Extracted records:
****************
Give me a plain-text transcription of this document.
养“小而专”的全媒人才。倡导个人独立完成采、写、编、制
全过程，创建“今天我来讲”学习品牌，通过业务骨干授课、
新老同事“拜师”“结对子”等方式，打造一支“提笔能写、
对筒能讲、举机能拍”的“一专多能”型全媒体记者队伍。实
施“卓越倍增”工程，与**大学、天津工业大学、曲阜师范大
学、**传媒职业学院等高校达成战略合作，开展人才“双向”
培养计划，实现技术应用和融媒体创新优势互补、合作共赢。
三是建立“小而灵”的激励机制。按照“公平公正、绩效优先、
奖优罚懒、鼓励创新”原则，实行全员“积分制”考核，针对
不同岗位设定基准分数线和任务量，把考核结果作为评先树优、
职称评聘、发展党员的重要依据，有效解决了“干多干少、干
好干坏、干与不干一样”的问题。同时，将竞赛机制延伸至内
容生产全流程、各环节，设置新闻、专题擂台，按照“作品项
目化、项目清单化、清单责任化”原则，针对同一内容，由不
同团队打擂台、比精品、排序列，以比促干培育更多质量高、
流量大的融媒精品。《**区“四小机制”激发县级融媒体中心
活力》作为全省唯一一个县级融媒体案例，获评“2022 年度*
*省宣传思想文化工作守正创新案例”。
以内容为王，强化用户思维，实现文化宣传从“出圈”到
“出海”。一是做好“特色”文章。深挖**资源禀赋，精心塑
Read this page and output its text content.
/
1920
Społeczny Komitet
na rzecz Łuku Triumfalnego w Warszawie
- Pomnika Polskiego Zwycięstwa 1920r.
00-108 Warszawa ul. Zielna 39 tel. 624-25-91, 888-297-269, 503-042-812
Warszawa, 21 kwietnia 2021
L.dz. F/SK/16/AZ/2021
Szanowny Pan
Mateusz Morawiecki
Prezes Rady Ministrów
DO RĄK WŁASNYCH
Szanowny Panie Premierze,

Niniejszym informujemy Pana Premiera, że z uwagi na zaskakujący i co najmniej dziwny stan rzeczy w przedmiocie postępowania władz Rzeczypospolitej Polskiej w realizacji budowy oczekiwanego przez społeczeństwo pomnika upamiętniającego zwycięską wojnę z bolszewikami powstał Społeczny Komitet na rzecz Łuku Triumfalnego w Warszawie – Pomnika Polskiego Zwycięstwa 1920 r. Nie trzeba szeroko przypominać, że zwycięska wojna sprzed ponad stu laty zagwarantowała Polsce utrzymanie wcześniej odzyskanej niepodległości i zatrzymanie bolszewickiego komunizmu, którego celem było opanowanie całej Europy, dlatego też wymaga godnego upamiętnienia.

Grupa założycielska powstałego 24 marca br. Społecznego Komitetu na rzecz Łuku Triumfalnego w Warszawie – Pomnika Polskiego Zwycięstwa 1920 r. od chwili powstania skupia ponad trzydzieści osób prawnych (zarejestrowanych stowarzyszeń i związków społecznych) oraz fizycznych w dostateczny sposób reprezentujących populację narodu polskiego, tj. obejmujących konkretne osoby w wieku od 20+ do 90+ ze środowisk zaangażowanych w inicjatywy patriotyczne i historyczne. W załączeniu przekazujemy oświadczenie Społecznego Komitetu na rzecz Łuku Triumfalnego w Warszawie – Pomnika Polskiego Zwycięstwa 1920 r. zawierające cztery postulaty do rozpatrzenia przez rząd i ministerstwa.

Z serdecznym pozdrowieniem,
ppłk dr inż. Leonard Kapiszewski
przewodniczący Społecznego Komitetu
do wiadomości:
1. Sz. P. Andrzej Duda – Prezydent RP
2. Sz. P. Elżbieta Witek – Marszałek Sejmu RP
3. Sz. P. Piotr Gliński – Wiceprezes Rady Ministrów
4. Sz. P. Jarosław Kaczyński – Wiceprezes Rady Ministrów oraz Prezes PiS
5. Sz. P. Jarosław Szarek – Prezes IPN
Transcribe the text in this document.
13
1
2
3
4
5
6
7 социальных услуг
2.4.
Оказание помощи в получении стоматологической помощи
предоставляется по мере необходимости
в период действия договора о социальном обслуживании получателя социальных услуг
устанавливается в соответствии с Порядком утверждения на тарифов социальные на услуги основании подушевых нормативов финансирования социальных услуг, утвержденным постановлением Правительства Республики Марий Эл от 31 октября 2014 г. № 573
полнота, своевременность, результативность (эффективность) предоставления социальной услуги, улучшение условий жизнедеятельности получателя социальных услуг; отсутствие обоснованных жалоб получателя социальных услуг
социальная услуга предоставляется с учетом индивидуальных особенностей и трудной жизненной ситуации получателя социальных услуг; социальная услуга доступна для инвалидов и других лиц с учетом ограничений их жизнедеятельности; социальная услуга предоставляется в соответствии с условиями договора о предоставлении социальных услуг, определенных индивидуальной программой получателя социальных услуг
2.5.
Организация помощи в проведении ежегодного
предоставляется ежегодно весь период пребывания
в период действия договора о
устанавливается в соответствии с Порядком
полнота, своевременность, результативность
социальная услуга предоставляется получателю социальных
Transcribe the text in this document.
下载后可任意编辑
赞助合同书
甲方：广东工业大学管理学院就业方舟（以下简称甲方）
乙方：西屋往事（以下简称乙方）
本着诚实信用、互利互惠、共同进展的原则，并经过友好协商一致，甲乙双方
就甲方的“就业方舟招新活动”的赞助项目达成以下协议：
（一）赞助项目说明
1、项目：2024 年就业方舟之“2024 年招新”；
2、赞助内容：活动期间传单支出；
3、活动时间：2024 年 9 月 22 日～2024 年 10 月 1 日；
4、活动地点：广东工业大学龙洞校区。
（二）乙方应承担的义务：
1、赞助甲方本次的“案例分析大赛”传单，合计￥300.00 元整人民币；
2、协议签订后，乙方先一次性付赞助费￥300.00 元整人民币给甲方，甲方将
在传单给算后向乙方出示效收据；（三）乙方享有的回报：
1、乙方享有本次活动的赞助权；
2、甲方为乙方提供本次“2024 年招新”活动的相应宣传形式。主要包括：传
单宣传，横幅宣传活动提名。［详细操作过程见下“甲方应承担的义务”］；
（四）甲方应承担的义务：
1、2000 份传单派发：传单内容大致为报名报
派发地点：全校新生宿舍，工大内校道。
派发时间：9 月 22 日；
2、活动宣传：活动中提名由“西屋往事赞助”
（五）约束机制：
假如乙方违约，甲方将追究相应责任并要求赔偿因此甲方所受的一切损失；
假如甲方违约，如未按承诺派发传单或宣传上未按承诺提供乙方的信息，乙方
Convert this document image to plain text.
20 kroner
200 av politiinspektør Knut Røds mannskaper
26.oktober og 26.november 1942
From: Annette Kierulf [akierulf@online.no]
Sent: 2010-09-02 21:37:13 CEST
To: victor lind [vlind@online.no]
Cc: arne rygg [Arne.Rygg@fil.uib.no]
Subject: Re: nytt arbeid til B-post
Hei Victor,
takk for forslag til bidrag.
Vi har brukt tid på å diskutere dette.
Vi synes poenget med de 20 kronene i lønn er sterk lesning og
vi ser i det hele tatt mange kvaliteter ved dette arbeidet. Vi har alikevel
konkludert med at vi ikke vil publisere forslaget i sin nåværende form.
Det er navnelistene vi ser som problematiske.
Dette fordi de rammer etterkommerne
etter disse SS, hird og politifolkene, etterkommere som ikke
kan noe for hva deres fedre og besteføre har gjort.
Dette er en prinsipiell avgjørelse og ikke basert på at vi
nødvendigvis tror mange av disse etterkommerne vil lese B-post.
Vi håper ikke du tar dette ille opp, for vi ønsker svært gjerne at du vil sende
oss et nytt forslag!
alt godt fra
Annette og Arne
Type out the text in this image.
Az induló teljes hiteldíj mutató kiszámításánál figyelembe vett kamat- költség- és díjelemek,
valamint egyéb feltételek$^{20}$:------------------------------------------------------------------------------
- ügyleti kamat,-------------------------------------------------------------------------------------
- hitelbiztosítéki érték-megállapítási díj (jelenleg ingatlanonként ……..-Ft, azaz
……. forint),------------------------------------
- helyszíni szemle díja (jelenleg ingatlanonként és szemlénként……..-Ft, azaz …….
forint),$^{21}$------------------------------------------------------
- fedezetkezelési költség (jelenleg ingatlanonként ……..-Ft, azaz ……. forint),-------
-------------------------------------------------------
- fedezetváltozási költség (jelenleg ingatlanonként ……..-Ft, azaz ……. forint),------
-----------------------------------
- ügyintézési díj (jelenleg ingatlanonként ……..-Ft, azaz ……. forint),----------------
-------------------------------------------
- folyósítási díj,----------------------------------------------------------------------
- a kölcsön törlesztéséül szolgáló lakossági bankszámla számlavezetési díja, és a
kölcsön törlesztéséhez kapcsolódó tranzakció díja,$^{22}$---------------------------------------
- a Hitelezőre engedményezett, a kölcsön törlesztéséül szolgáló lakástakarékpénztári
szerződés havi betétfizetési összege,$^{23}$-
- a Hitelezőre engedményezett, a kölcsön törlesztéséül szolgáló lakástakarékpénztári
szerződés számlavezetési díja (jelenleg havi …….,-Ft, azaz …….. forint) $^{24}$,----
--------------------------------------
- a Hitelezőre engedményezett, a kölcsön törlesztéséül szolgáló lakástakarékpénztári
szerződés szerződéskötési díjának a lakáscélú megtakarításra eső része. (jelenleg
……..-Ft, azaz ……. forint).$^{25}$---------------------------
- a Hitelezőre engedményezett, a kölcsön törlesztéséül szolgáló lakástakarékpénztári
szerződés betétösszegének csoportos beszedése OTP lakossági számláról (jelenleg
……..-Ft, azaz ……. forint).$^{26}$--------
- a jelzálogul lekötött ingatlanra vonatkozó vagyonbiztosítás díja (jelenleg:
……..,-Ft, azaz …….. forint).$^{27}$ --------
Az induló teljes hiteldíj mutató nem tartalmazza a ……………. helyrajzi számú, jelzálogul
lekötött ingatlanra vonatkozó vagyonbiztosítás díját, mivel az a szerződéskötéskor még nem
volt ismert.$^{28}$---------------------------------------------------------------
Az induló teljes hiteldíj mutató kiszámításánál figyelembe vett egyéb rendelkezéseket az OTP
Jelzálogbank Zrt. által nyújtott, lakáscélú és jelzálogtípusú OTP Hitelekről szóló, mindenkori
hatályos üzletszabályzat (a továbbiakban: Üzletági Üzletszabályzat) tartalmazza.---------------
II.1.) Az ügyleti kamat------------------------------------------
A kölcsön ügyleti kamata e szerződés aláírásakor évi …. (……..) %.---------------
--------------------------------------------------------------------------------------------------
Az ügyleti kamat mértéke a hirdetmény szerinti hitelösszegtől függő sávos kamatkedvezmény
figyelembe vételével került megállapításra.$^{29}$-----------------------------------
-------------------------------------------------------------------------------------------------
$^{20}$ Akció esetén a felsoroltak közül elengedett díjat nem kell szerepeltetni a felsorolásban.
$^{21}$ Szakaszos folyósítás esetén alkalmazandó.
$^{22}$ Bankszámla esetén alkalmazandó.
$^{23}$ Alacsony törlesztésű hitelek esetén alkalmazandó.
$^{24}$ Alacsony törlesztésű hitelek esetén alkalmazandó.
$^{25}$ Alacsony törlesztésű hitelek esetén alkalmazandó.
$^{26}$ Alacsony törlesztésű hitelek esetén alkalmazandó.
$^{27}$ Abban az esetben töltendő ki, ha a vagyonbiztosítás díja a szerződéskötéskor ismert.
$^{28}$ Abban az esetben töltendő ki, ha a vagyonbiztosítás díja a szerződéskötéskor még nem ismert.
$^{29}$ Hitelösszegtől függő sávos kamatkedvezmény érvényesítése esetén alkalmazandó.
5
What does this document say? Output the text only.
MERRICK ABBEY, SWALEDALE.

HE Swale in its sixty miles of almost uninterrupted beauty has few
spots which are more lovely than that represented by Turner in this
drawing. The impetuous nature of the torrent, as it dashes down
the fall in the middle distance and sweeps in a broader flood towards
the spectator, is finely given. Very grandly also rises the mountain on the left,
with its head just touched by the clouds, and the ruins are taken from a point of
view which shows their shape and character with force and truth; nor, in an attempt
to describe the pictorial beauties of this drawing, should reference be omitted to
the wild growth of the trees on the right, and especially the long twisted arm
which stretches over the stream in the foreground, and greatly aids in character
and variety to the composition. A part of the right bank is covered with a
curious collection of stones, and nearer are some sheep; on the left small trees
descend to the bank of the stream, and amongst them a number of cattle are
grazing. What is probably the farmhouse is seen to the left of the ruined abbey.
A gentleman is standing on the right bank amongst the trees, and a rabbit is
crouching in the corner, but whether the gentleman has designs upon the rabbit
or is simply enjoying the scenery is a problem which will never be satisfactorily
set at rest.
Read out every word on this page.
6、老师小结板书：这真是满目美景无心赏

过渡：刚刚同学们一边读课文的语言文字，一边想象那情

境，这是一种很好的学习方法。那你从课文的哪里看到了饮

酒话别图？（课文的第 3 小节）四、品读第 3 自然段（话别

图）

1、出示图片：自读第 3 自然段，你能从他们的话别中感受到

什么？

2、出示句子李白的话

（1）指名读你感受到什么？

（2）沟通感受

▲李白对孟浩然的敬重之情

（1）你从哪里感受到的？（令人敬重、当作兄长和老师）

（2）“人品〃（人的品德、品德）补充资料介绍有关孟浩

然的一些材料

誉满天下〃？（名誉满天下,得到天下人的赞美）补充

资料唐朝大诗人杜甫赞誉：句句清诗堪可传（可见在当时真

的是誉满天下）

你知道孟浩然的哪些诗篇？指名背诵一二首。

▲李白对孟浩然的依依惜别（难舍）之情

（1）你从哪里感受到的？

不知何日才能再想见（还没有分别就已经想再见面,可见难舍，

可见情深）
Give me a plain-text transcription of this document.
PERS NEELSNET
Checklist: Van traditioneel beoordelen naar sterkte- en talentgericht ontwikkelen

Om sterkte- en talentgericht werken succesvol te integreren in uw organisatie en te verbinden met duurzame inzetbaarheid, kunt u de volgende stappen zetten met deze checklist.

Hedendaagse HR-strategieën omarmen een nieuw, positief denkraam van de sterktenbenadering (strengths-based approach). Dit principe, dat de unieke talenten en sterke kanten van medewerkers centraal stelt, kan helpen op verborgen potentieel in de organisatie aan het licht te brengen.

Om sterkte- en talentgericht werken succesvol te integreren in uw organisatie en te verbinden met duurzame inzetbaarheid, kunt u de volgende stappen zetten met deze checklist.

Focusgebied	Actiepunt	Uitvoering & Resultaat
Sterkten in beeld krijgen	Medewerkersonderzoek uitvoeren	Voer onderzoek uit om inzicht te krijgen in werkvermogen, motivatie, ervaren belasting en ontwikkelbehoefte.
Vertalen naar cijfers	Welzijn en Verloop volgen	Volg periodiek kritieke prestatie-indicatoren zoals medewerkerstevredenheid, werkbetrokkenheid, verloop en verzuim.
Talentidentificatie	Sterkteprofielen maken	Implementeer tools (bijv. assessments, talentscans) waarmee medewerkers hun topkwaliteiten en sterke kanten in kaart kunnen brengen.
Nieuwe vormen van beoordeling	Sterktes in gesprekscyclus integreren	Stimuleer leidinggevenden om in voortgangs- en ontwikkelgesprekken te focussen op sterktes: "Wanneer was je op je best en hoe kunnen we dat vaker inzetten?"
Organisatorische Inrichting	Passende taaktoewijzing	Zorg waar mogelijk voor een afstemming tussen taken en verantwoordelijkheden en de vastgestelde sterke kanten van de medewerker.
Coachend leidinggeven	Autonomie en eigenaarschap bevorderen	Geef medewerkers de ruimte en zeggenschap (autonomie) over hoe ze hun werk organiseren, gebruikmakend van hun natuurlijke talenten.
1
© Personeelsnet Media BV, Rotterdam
****************
Goal | Copy all lines above containing the string "Społecznego".

Solution |
Grupa założycielska powstałego 24 marca br. Społecznego Komitetu na rzecz Łuku Triumfalnego w Warszawie – Pomnika Polskiego Zwycięstwa 1920 r. od chwili powstania skupia ponad trzydzieści osób prawnych (zarejestrowanych stowarzyszeń i związków społecznych) oraz fizycznych w dostateczny sposób reprezentujących populację narodu polskiego, tj. obejmujących konkretne osoby w wieku od 20+ do 90+ ze środowisk zaangażowanych w inicjatywy patriotyczne i historyczne. W załączeniu przekazujemy oświadczenie Społecznego Komitetu na rzecz Łuku Triumfalnego w Warszawie – Pomnika Polskiego Zwycięstwa 1920 r. zawierające cztery postulaty do rozpatrzenia przez rząd i ministerstwa.
przewodniczący Społecznego Komitetu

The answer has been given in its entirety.